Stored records
+ + + + + + +
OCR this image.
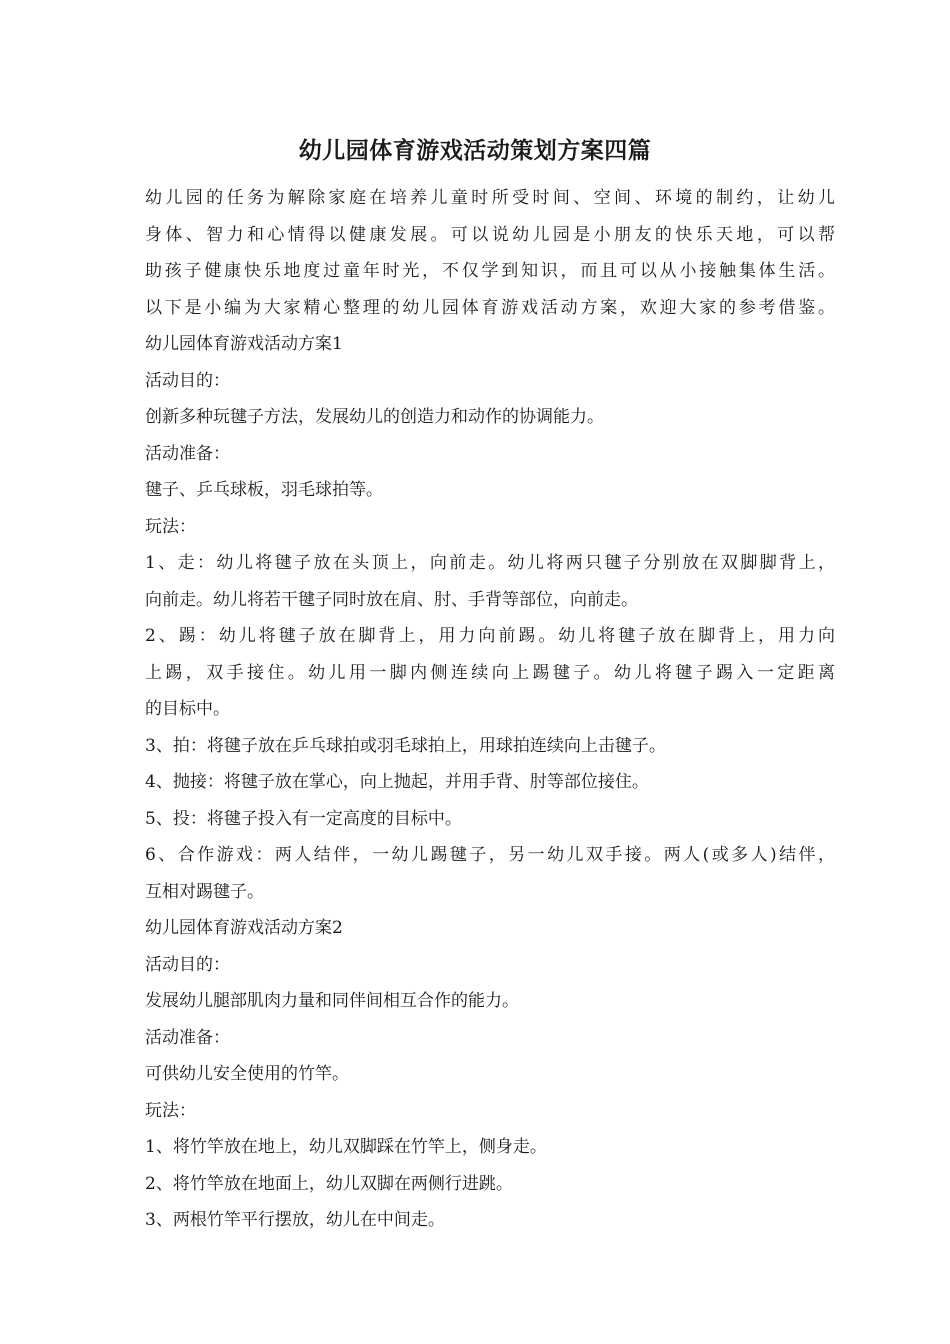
幼儿园体育游戏活动策划方案四篇
幼儿园的任务为解除家庭在培养儿童时所受时间、空间、环境的制约，让幼儿
身体、智力和心情得以健康发展。可以说幼儿园是小朋友的快乐天地，可以帮
助孩子健康快乐地度过童年时光，不仅学到知识，而且可以从小接触集体生活。
以下是小编为大家精心整理的幼儿园体育游戏活动方案，欢迎大家的参考借鉴。
幼儿园体育游戏活动方案1
活动目的：
创新多种玩毽子方法，发展幼儿的创造力和动作的协调能力。
活动准备：
毽子、乒乓球板，羽毛球拍等。
玩法：
1、走：幼儿将毽子放在头顶上，向前走。幼儿将两只毽子分别放在双脚脚背上，
向前走。幼儿将若干毽子同时放在肩、肘、手背等部位，向前走。
2、踢：幼儿将毽子放在脚背上，用力向前踢。幼儿将毽子放在脚背上，用力向
上踢，双手接住。幼儿用一脚内侧连续向上踢毽子。幼儿将毽子踢入一定距离
的目标中。
3、拍：将毽子放在乒乓球拍或羽毛球拍上，用球拍连续向上击毽子。
4、抛接：将毽子放在掌心，向上抛起，并用手背、肘等部位接住。
5、投：将毽子投入有一定高度的目标中。
6、合作游戏：两人结伴，一幼儿踢毽子，另一幼儿双手接。两人(或多人)结伴，
互相对踢毽子。
幼儿园体育游戏活动方案2
活动目的：
发展幼儿腿部肌肉力量和同伴间相互合作的能力。
活动准备：
可供幼儿安全使用的竹竿。
玩法：
1、将竹竿放在地上，幼儿双脚踩在竹竿上，侧身走。
2、将竹竿放在地面上，幼儿双脚在两侧行进跳。
3、两根竹竿平行摆放，幼儿在中间走。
+ + + + + + +
- Stated task: Your job is to transcribe the entries above exactly; skip the pictures.

- Response to the exercise:
OCR this image.
幼儿园体育游戏活动策划方案四篇
幼儿园的任务为解除家庭在培养儿童时所受时间、空间、环境的制约，让幼儿
身体、智力和心情得以健康发展。可以说幼儿园是小朋友的快乐天地，可以帮
助孩子健康快乐地度过童年时光，不仅学到知识，而且可以从小接触集体生活。
以下是小编为大家精心整理的幼儿园体育游戏活动方案，欢迎大家的参考借鉴。
幼儿园体育游戏活动方案1
活动目的：
创新多种玩毽子方法，发展幼儿的创造力和动作的协调能力。
活动准备：
毽子、乒乓球板，羽毛球拍等。
玩法：
1、走：幼儿将毽子放在头顶上，向前走。幼儿将两只毽子分别放在双脚脚背上，
向前走。幼儿将若干毽子同时放在肩、肘、手背等部位，向前走。
2、踢：幼儿将毽子放在脚背上，用力向前踢。幼儿将毽子放在脚背上，用力向
上踢，双手接住。幼儿用一脚内侧连续向上踢毽子。幼儿将毽子踢入一定距离
的目标中。
3、拍：将毽子放在乒乓球拍或羽毛球拍上，用球拍连续向上击毽子。
4、抛接：将毽子放在掌心，向上抛起，并用手背、肘等部位接住。
5、投：将毽子投入有一定高度的目标中。
6、合作游戏：两人结伴，一幼儿踢毽子，另一幼儿双手接。两人(或多人)结伴，
互相对踢毽子。
幼儿园体育游戏活动方案2
活动目的：
发展幼儿腿部肌肉力量和同伴间相互合作的能力。
活动准备：
可供幼儿安全使用的竹竿。
玩法：
1、将竹竿放在地上，幼儿双脚踩在竹竿上，侧身走。
2、将竹竿放在地面上，幼儿双脚在两侧行进跳。
3、两根竹竿平行摆放，幼儿在中间走。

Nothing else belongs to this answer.